▸ Exercise prompt
Copy out the records in full, word for word, without pictures.

Collected data

◇ ◇ ◇

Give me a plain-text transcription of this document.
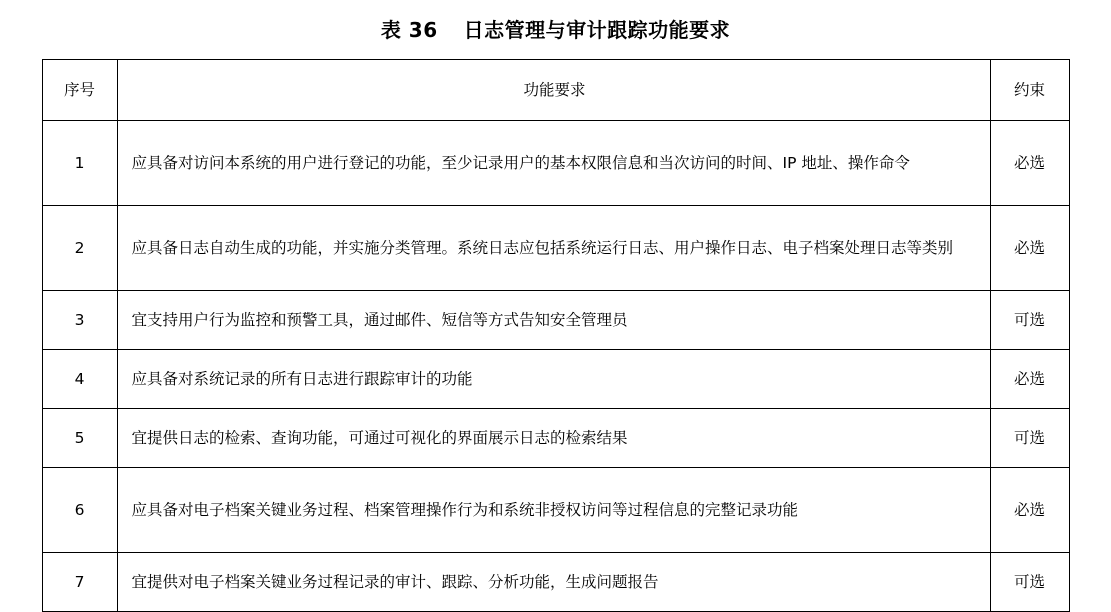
表 36 日志管理与审计跟踪功能要求
序号	功能要求	约束
1	应具备对访问本系统的用户进行登记的功能，至少记录用户的基本权限信息和当次访问的时间、IP 地址、操作命令	必选
2	应具备日志自动生成的功能，并实施分类管理。系统日志应包括系统运行日志、用户操作日志、电子档案处理日志等类别	必选
3	宜支持用户行为监控和预警工具，通过邮件、短信等方式告知安全管理员	可选
4	应具备对系统记录的所有日志进行跟踪审计的功能	必选
5	宜提供日志的检索、查询功能，可通过可视化的界面展示日志的检索结果	可选
6	应具备对电子档案关键业务过程、档案管理操作行为和系统非授权访问等过程信息的完整记录功能	必选
7	宜提供对电子档案关键业务过程记录的审计、跟踪、分析功能，生成问题报告	可选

◇ ◇ ◇

▸ Answer to this exercise
Give me a plain-text transcription of this document.
表 36 日志管理与审计跟踪功能要求
序号	功能要求	约束
1	应具备对访问本系统的用户进行登记的功能，至少记录用户的基本权限信息和当次访问的时间、IP 地址、操作命令	必选
2	应具备日志自动生成的功能，并实施分类管理。系统日志应包括系统运行日志、用户操作日志、电子档案处理日志等类别	必选
3	宜支持用户行为监控和预警工具，通过邮件、短信等方式告知安全管理员	可选
4	应具备对系统记录的所有日志进行跟踪审计的功能	必选
5	宜提供日志的检索、查询功能，可通过可视化的界面展示日志的检索结果	可选
6	应具备对电子档案关键业务过程、档案管理操作行为和系统非授权访问等过程信息的完整记录功能	必选
7	宜提供对电子档案关键业务过程记录的审计、跟踪、分析功能，生成问题报告	可选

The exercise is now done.